── Document segment
Have you ever wondered what the law was on prison escapes and how often they actually occur?
Escaping from prison has a whole section of the NSW Crimes Act 1900 devoted to it.
Escapes are not as rare as you think, and they are not confined to the movies – around twenty inmates escape from NSW prisons each year.
What are the penalties for escaping, and related crimes?
Escaping comes with a maximum penalty of ten years imprisonment which is added onto the end of an inmates sentence.
Ten years is also the maximum sentence for taking part in the construction of a tunnel that could reasonably be used in allowing inmates to escape.
Knowingly harbouring, maintaining or employing an escaped inmate carries a maximum penalty of three years.
And aiding or facilitating an escape has a maximum penalty of seven years.
Courts are supposed to take escaping very seriously, as it undermines the integrity of the criminal justice system.
────
── Stored data
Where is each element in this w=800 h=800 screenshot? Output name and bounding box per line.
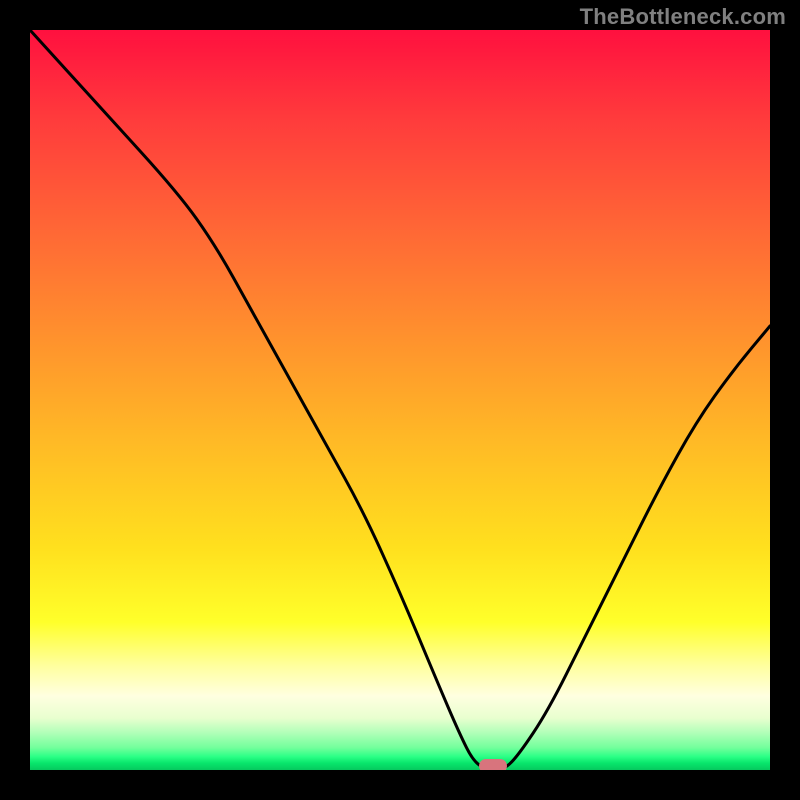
────
Aim A:
From the passage on NSW prison escapes, set down the text between "Escaping from prison" and "of three years.", inclusive.
Aim B:
According to the passage on NSW prison escapes, what is the maximum penalty for aiding or facilitating an escape?
Aim C:
Extend the passage on NSW prison escapes from its last sentence.

Exercise answer A:
Escaping from prison has a whole section of the NSW Crimes Act 1900 devoted to it.
Escapes are not as rare as you think, and they are not confined to the movies – around twenty inmates escape from NSW prisons each year.
What are the penalties for escaping, and related crimes?
Escaping comes with a maximum penalty of ten years imprisonment which is added onto the end of an inmates sentence.
Ten years is also the maximum sentence for taking part in the construction of a tunnel that could reasonably be used in allowing inmates to escape.
Knowingly harbouring, maintaining or employing an escaped inmate carries a maximum penalty of three years.

Exercise answer B:
Seven years.

Exercise answer C:
But the situations whereby inmates escape vary considerably, and actual sentences differ accordingly.
For example, the situation where an inmate escapes to attend a funeral and returns may be treated much less seriously than a convicted murderer escaping and remaining at-large for several weeks.
Committing an offence after escaping from prison is classified as an aggravating factor, which means that a harsher penalty may be issued.
But despite the penalties attached, many are undeterred and have often come up with ingenious ways to escape, with varying degrees of success.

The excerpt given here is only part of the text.